* _Your goal_:
Using the material below, work out how many lines contain the word "Black". Reply with the number and nothing more.
Start of Records for the exercise
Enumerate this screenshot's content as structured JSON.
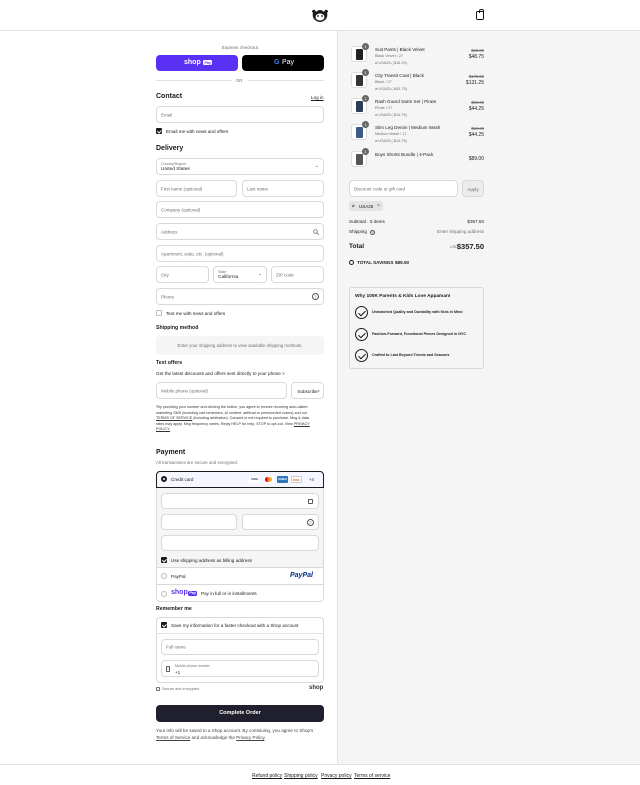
{
  "header": {
    "logo_icon": "monkey-logo-icon",
    "cart_icon": "shopping-bag-icon"
  },
  "express": {
    "title": "Express checkout",
    "shop_label": "shop",
    "shop_pay_badge": "Pay",
    "gpay_label": "Pay",
    "or_label": "OR"
  },
  "contact": {
    "title": "Contact",
    "login_label": "Log in",
    "email_placeholder": "Email",
    "news_label": "Email me with news and offers"
  },
  "delivery": {
    "title": "Delivery",
    "country_label": "Country/Region",
    "country_value": "United States",
    "first_name": "First name (optional)",
    "last_name": "Last name",
    "company": "Company (optional)",
    "address": "Address",
    "apartment": "Apartment, suite, etc. (optional)",
    "city": "City",
    "state_label": "State",
    "state_value": "California",
    "zip": "ZIP code",
    "phone": "Phone",
    "text_news": "Text me with news and offers"
  },
  "shipping_method": {
    "title": "Shipping method",
    "notice": "Enter your shipping address to view available shipping methods."
  },
  "text_offers": {
    "title": "Text offers",
    "subtitle": "Get the latest discounts and offers sent directly to your phone >",
    "mobile_placeholder": "Mobile phone (optional)",
    "subscribe_label": "Subscribe*",
    "disclaimer_1": "*By providing your number and clicking the button, you agree to receive recurring auto-dialed",
    "disclaimer_2": "marketing SMS (including cart reminders, AI content, artificial or prerecorded voices) and our",
    "disclaimer_3a": "TERMS OF SERVICE",
    "disclaimer_3b": " (including arbitration). Consent is not required to purchase. Msg & data",
    "disclaimer_4a": "rates may apply. Msg frequency varies. Reply HELP for help, STOP to opt-out. View ",
    "disclaimer_4b": "PRIVACY",
    "disclaimer_5": "POLICY."
  },
  "payment": {
    "title": "Payment",
    "subtitle": "All transactions are secure and encrypted.",
    "credit_card_label": "Credit card",
    "cards": [
      "VISA",
      "MC",
      "AMEX",
      "DISC"
    ],
    "more_cards": "+4",
    "billing_same_label": "Use shipping address as billing address",
    "paypal_label": "PayPal",
    "paypal_logo": "PayPal",
    "shoppay_logo": "shop",
    "shoppay_badge": "Pay",
    "shoppay_label": "Pay in full or in installments"
  },
  "remember": {
    "title": "Remember me",
    "save_label": "Save my information for a faster checkout with a Shop account",
    "full_name": "Full name",
    "mobile_label": "Mobile phone number",
    "mobile_prefix": "+1",
    "secure_label": "Secure and encrypted",
    "shop_logo": "shop"
  },
  "complete_button": "Complete Order",
  "legal": {
    "line1": "Your info will be saved to a Shop account. By continuing, you agree to Shop's",
    "terms": "Terms of Service",
    "and": " and acknowledge the ",
    "privacy": "Privacy Policy",
    "end": "."
  },
  "order": {
    "items": [
      {
        "name": "Suit Pants | Black Velvet",
        "variant": "Black Velvet / 27",
        "discount": "USA25 (-$16.25)",
        "orig": "$65.00",
        "price": "$48.75",
        "qty": "1"
      },
      {
        "name": "City Transit Coat | Black",
        "variant": "Black / 27",
        "discount": "USA25 (-$43.75)",
        "orig": "$175.00",
        "price": "$131.25",
        "qty": "1"
      },
      {
        "name": "Rash Guard Swim Set | Pirate",
        "variant": "Pirate / 27",
        "discount": "USA25 (-$14.75)",
        "orig": "$59.00",
        "price": "$44.25",
        "qty": "1"
      },
      {
        "name": "Slim Leg Denim | Medium Wash",
        "variant": "Medium Wash / 17",
        "discount": "USA25 (-$14.75)",
        "orig": "$59.00",
        "price": "$44.25",
        "qty": "1"
      },
      {
        "name": "Boys Shorts Bundle | 4-Pack",
        "variant": "",
        "discount": "",
        "orig": "",
        "price": "$89.00",
        "qty": "1"
      }
    ],
    "discount_placeholder": "Discount code or gift card",
    "apply_label": "Apply",
    "applied_code": "USA25",
    "subtotal_label": "Subtotal · 5 items",
    "subtotal_value": "$357.50",
    "shipping_label": "Shipping",
    "shipping_value": "Enter shipping address",
    "total_label": "Total",
    "currency": "USD",
    "total_value": "$357.50",
    "savings_label": "TOTAL SAVINGS",
    "savings_value": "$89.50"
  },
  "why": {
    "title": "Why 100K Parents & Kids Love Appaman!",
    "items": [
      "Unmatched Quality and Durability with Kids in Mind",
      "Fashion-Forward, Functional Pieces Designed in NYC",
      "Crafted to Last Beyond Trends and Seasons"
    ]
  },
  "footer": {
    "links": [
      "Refund policy",
      "Shipping policy",
      "Privacy policy",
      "Terms of service"
    ]
  }
}
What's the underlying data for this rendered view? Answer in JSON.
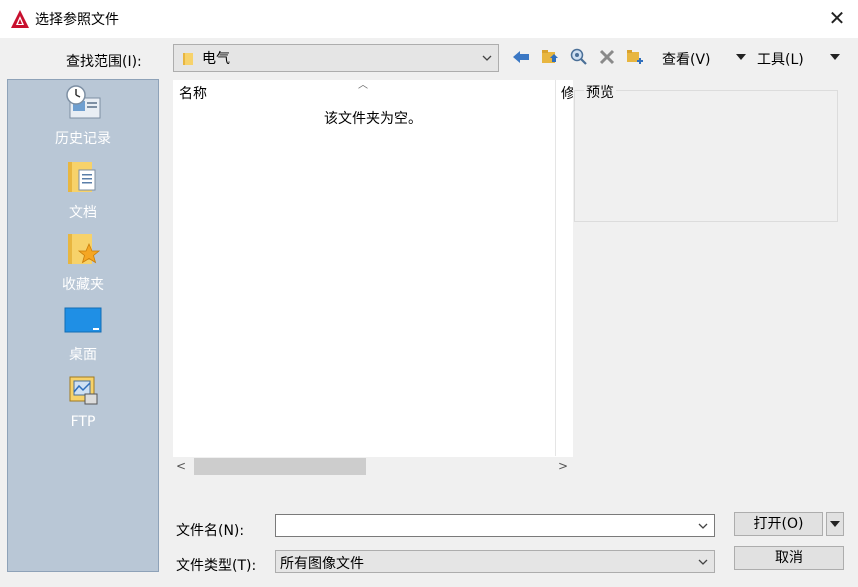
{
  "window": {
    "title": "选择参照文件",
    "close_symbol": "✕",
    "app_icon": "autocad-icon"
  },
  "toolbar": {
    "look_in_label": "查找范围(I):",
    "look_in_value": "电气",
    "back_icon": "back-arrow-icon",
    "up_icon": "folder-up-icon",
    "search_icon": "search-web-icon",
    "delete_icon": "delete-icon",
    "new_folder_icon": "new-folder-icon",
    "views_label": "查看(V)",
    "tools_label": "工具(L)"
  },
  "places": [
    {
      "label": "历史记录",
      "icon": "history-icon"
    },
    {
      "label": "文档",
      "icon": "documents-icon"
    },
    {
      "label": "收藏夹",
      "icon": "favorites-icon"
    },
    {
      "label": "桌面",
      "icon": "desktop-icon"
    },
    {
      "label": "FTP",
      "icon": "ftp-icon"
    }
  ],
  "file_list": {
    "column_name": "名称",
    "column_modified": "修",
    "empty_message": "该文件夹为空。"
  },
  "preview": {
    "label": "预览"
  },
  "bottom": {
    "filename_label": "文件名(N):",
    "filename_value": "",
    "filetype_label": "文件类型(T):",
    "filetype_value": "所有图像文件",
    "open_label": "打开(O)",
    "cancel_label": "取消"
  },
  "colors": {
    "places_bg": "#b9c7d6",
    "accent_blue": "#2f6fbd",
    "autocad_red": "#c8102e"
  }
}
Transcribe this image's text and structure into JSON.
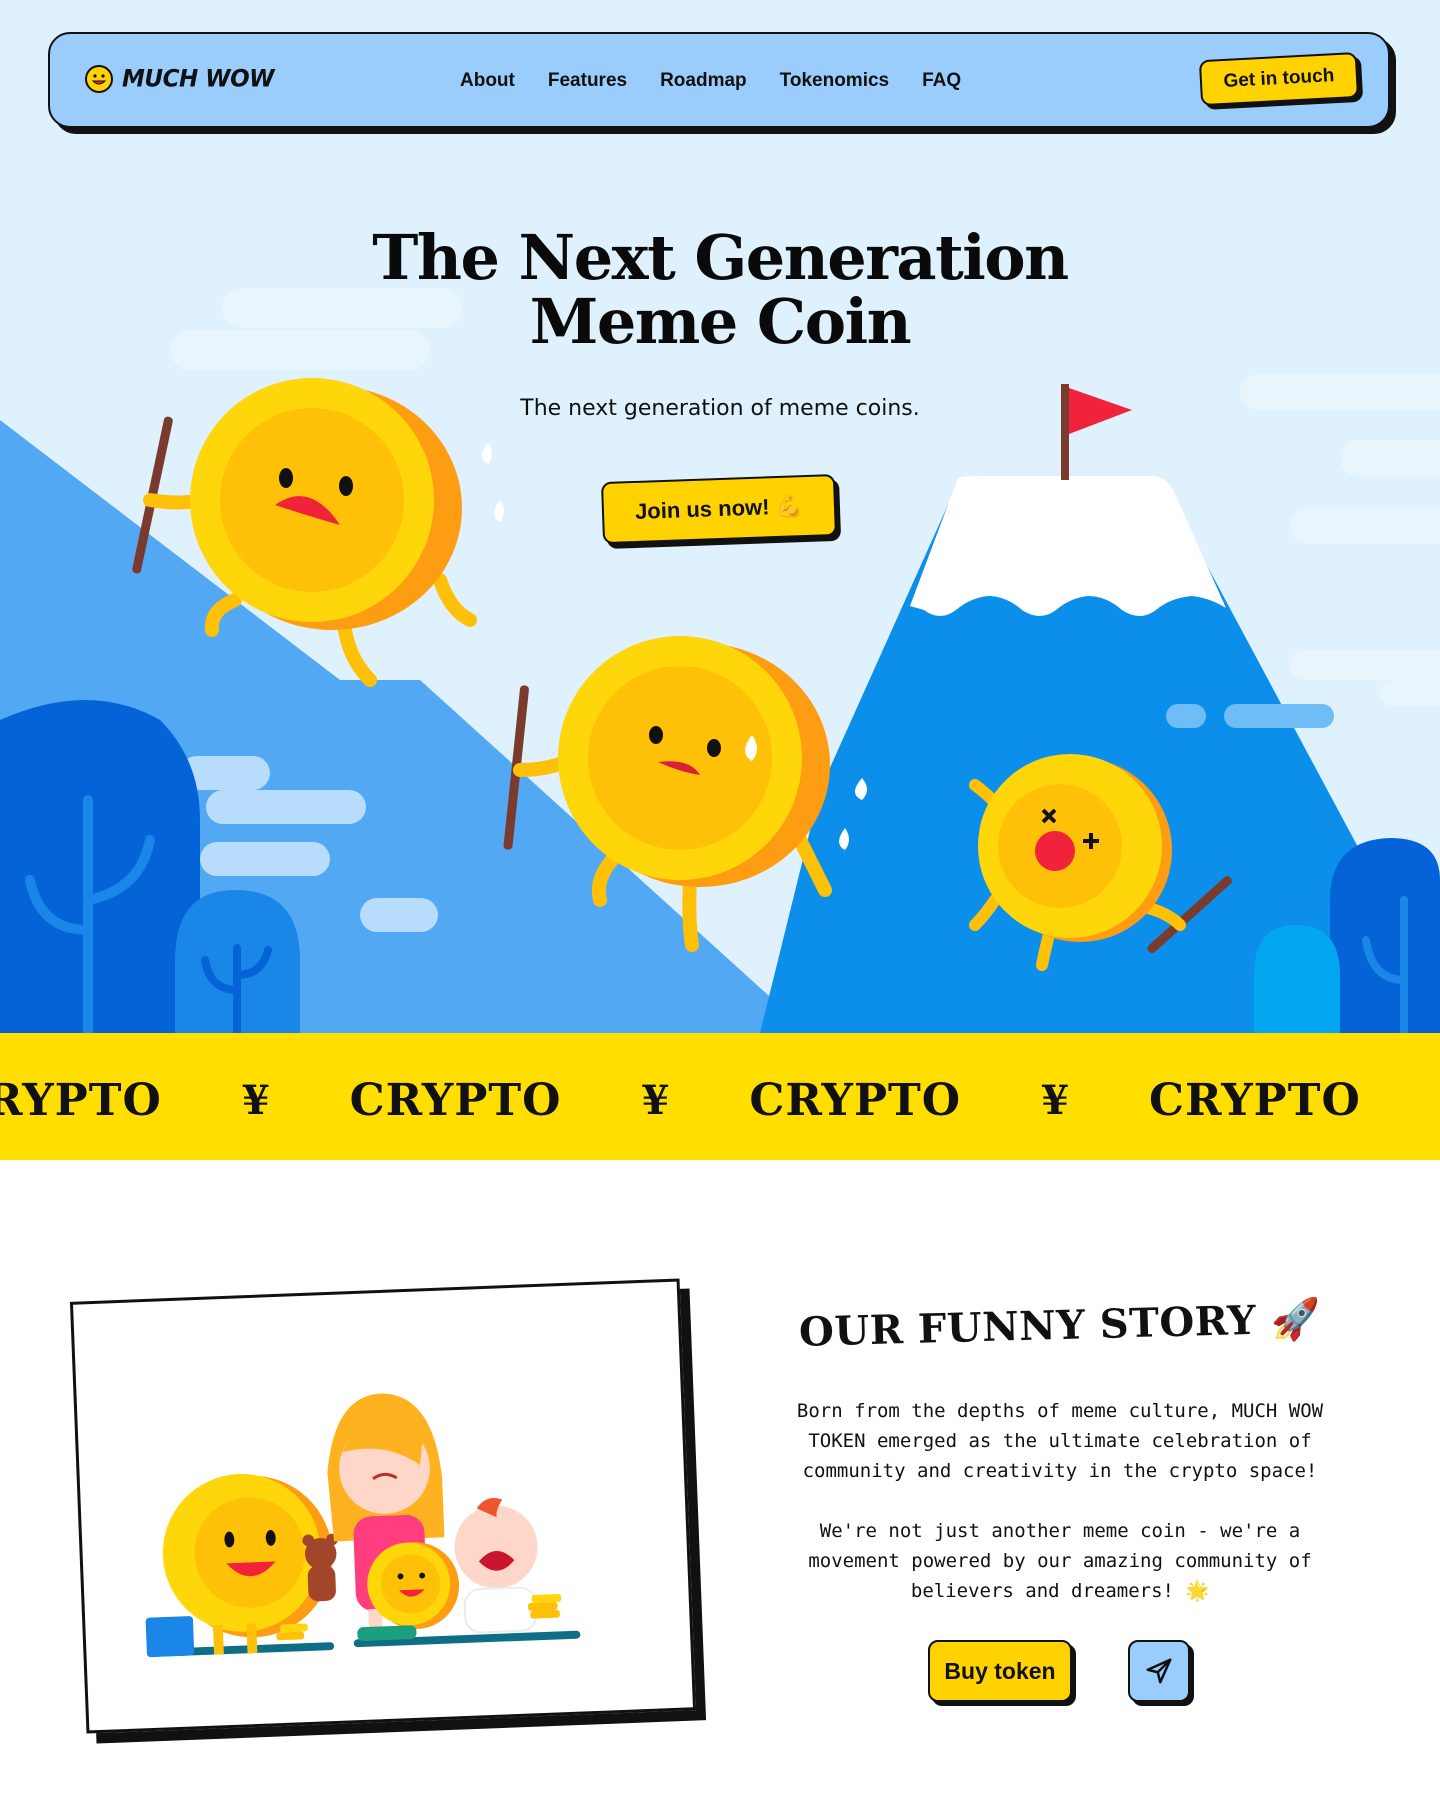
{
  "brand": {
    "name": "MUCH WOW"
  },
  "nav": {
    "items": [
      "About",
      "Features",
      "Roadmap",
      "Tokenomics",
      "FAQ"
    ],
    "cta": "Get in touch"
  },
  "hero": {
    "title_line1": "The Next Generation",
    "title_line2": "Meme Coin",
    "subtitle": "The next generation of meme coins.",
    "button": "Join us now!",
    "button_emoji": "💪"
  },
  "ticker": {
    "word": "CRYPTO",
    "symbol": "¥"
  },
  "story": {
    "title": "OUR FUNNY STORY",
    "title_emoji": "🚀",
    "paragraph1": "Born from the depths of meme culture, MUCH WOW TOKEN emerged as the ultimate celebration of community and creativity in the crypto space!",
    "paragraph2": "We're not just another meme coin - we're a movement powered by our amazing community of believers and dreamers!",
    "paragraph2_emoji": "🌟",
    "buy_button": "Buy token"
  },
  "colors": {
    "nav_bg": "#9acdfb",
    "accent_yellow": "#ffd200",
    "ticker_bg": "#ffde00",
    "sky": "#dff1fc",
    "mountain_blue": "#0b8fea",
    "flag_red": "#f0233a"
  },
  "icons": {
    "send": "paper-plane-icon",
    "logo": "smiley-coin-icon"
  }
}
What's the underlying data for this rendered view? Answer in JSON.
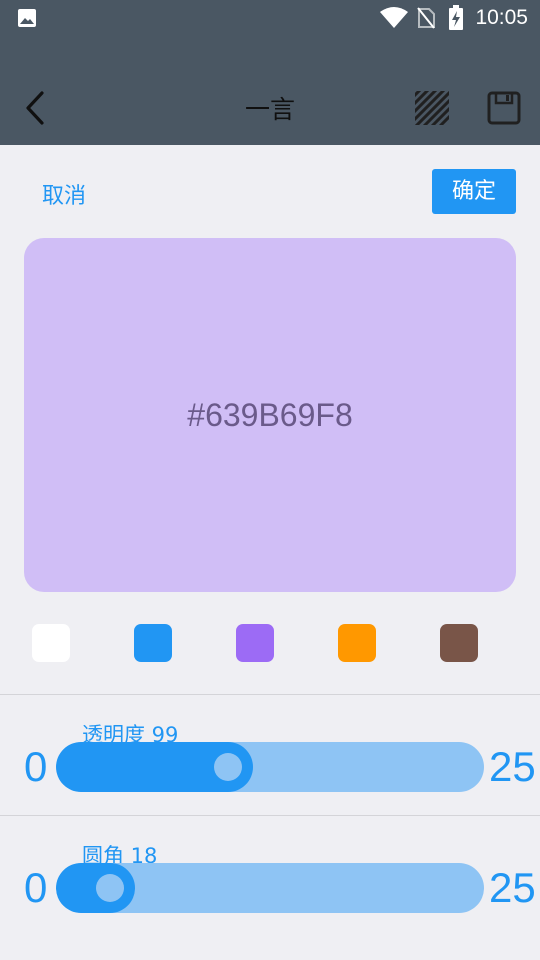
{
  "status_bar": {
    "time": "10:05",
    "icons": [
      "image-icon",
      "wifi-icon",
      "no-sim-icon",
      "battery-charging-icon"
    ]
  },
  "toolbar": {
    "title": "一言",
    "back_icon": "back-arrow-icon",
    "pattern_icon": "diagonal-lines-icon",
    "save_icon": "save-icon"
  },
  "actions": {
    "cancel": "取消",
    "confirm": "确定"
  },
  "preview": {
    "hex": "#639B69F8",
    "color": "#D0BEF6"
  },
  "swatches": [
    {
      "name": "white",
      "color": "#FFFFFF"
    },
    {
      "name": "blue",
      "color": "#2196F3"
    },
    {
      "name": "purple",
      "color": "#9C6BF5"
    },
    {
      "name": "orange",
      "color": "#FF9800"
    },
    {
      "name": "brown",
      "color": "#795548"
    }
  ],
  "sliders": [
    {
      "label": "透明度 99",
      "min": "0",
      "max": "25",
      "fraction": 0.46
    },
    {
      "label": "圆角 18",
      "min": "0",
      "max": "25",
      "fraction": 0.185
    }
  ],
  "colors": {
    "accent": "#2196F3",
    "toolbar_bg": "#4A5763",
    "track_light": "#8EC4F4"
  }
}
End of Records for the exercise
* _Exercise answer_:
4